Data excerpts
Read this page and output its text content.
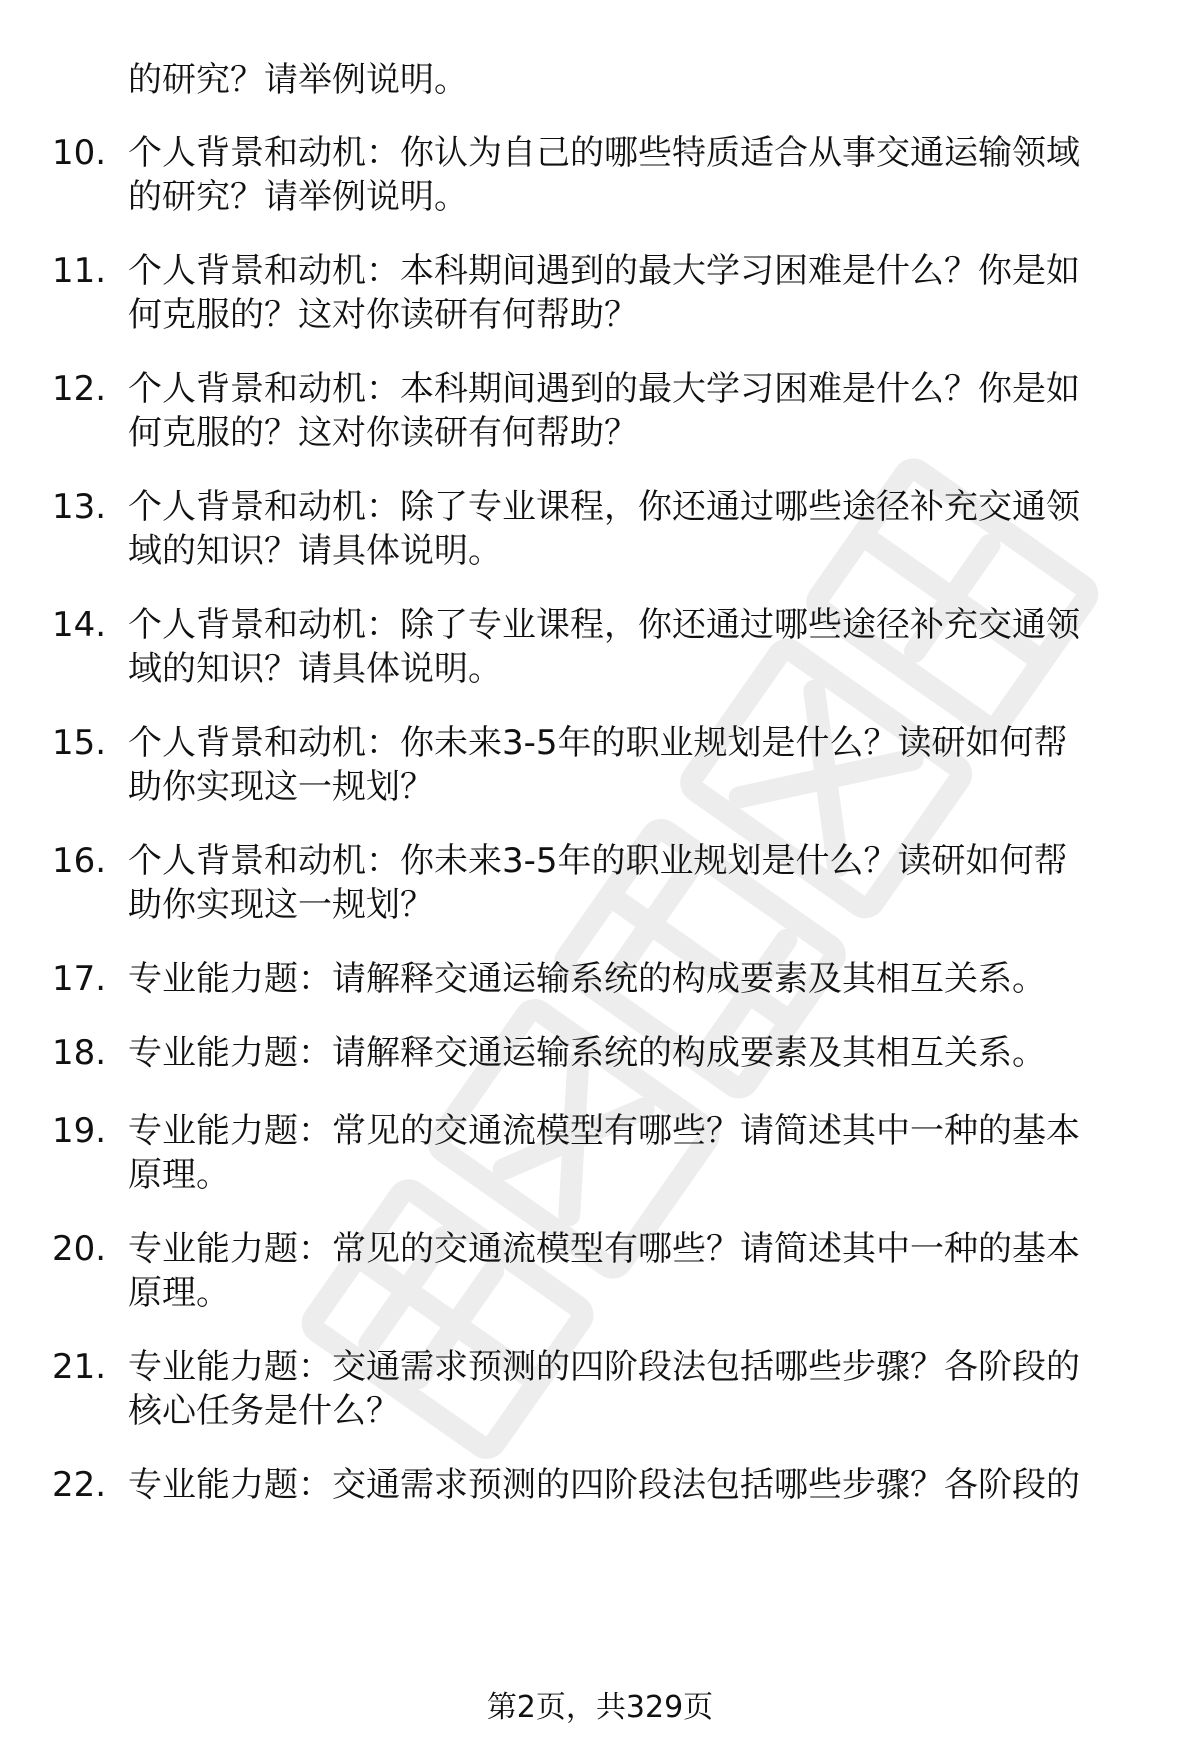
的研究？请举例说明。
10. 个人背景和动机：你认为自己的哪些特质适合从事交通运输领域
的研究？请举例说明。
11. 个人背景和动机：本科期间遇到的最大学习困难是什么？你是如
何克服的？这对你读研有何帮助？
12. 个人背景和动机：本科期间遇到的最大学习困难是什么？你是如
何克服的？这对你读研有何帮助？
13. 个人背景和动机：除了专业课程，你还通过哪些途径补充交通领
域的知识？请具体说明。
14. 个人背景和动机：除了专业课程，你还通过哪些途径补充交通领
域的知识？请具体说明。
15. 个人背景和动机：你未来3-5年的职业规划是什么？读研如何帮
助你实现这一规划？
16. 个人背景和动机：你未来3-5年的职业规划是什么？读研如何帮
助你实现这一规划？
17. 专业能力题：请解释交通运输系统的构成要素及其相互关系。
18. 专业能力题：请解释交通运输系统的构成要素及其相互关系。
19. 专业能力题：常见的交通流模型有哪些？请简述其中一种的基本
原理。
20. 专业能力题：常见的交通流模型有哪些？请简述其中一种的基本
原理。
21. 专业能力题：交通需求预测的四阶段法包括哪些步骤？各阶段的
核心任务是什么？
22. 专业能力题：交通需求预测的四阶段法包括哪些步骤？各阶段的
第2页，共329页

- **Exercise brief**: Pick out, from the lines above, every one that contains the string "个人背景和动机".

- **Solution**:
10. 个人背景和动机：你认为自己的哪些特质适合从事交通运输领域
11. 个人背景和动机：本科期间遇到的最大学习困难是什么？你是如
12. 个人背景和动机：本科期间遇到的最大学习困难是什么？你是如
13. 个人背景和动机：除了专业课程，你还通过哪些途径补充交通领
14. 个人背景和动机：除了专业课程，你还通过哪些途径补充交通领
15. 个人背景和动机：你未来3-5年的职业规划是什么？读研如何帮
16. 个人背景和动机：你未来3-5年的职业规划是什么？读研如何帮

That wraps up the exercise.